**SHORT TASK:** Reproduce the listing that follows with no differences at all.
* * *
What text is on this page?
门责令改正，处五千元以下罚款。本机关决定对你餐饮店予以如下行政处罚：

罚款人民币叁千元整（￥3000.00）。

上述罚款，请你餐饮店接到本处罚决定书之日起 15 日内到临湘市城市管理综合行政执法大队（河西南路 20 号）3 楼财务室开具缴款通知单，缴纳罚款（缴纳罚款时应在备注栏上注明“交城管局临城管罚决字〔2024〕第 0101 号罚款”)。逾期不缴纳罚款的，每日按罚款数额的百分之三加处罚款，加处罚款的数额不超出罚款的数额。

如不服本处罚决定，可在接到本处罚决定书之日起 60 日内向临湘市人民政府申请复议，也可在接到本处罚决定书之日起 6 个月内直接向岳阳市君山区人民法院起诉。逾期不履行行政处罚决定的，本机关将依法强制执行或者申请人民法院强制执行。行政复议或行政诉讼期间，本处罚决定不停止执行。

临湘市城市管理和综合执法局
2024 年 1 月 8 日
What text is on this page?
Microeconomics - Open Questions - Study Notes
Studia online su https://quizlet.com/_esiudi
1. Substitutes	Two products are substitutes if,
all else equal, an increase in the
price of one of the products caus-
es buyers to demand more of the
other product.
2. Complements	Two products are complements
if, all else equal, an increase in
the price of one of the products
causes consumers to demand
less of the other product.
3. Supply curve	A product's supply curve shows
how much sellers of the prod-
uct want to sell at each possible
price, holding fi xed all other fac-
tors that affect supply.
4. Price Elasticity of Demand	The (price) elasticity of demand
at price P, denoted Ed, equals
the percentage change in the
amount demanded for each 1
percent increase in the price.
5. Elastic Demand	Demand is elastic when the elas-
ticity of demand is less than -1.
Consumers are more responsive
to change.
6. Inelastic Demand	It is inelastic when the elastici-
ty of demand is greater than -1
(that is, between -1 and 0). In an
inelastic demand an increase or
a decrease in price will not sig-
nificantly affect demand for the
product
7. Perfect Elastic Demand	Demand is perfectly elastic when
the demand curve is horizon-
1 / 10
* * *
**THE REPLY:**
What text is on this page?
门责令改正，处五千元以下罚款。本机关决定对你餐饮店予以如下行政处罚：

罚款人民币叁千元整（￥3000.00）。

上述罚款，请你餐饮店接到本处罚决定书之日起 15 日内到临湘市城市管理综合行政执法大队（河西南路 20 号）3 楼财务室开具缴款通知单，缴纳罚款（缴纳罚款时应在备注栏上注明“交城管局临城管罚决字〔2024〕第 0101 号罚款”)。逾期不缴纳罚款的，每日按罚款数额的百分之三加处罚款，加处罚款的数额不超出罚款的数额。

如不服本处罚决定，可在接到本处罚决定书之日起 60 日内向临湘市人民政府申请复议，也可在接到本处罚决定书之日起 6 个月内直接向岳阳市君山区人民法院起诉。逾期不履行行政处罚决定的，本机关将依法强制执行或者申请人民法院强制执行。行政复议或行政诉讼期间，本处罚决定不停止执行。

临湘市城市管理和综合执法局
2024 年 1 月 8 日
What text is on this page?
Microeconomics - Open Questions - Study Notes
Studia online su https://quizlet.com/_esiudi
1. Substitutes	Two products are substitutes if,
all else equal, an increase in the
price of one of the products caus-
es buyers to demand more of the
other product.
2. Complements	Two products are complements
if, all else equal, an increase in
the price of one of the products
causes consumers to demand
less of the other product.
3. Supply curve	A product's supply curve shows
how much sellers of the prod-
uct want to sell at each possible
price, holding fi xed all other fac-
tors that affect supply.
4. Price Elasticity of Demand	The (price) elasticity of demand
at price P, denoted Ed, equals
the percentage change in the
amount demanded for each 1
percent increase in the price.
5. Elastic Demand	Demand is elastic when the elas-
ticity of demand is less than -1.
Consumers are more responsive
to change.
6. Inelastic Demand	It is inelastic when the elastici-
ty of demand is greater than -1
(that is, between -1 and 0). In an
inelastic demand an increase or
a decrease in price will not sig-
nificantly affect demand for the
product
7. Perfect Elastic Demand	Demand is perfectly elastic when
the demand curve is horizon-
1 / 10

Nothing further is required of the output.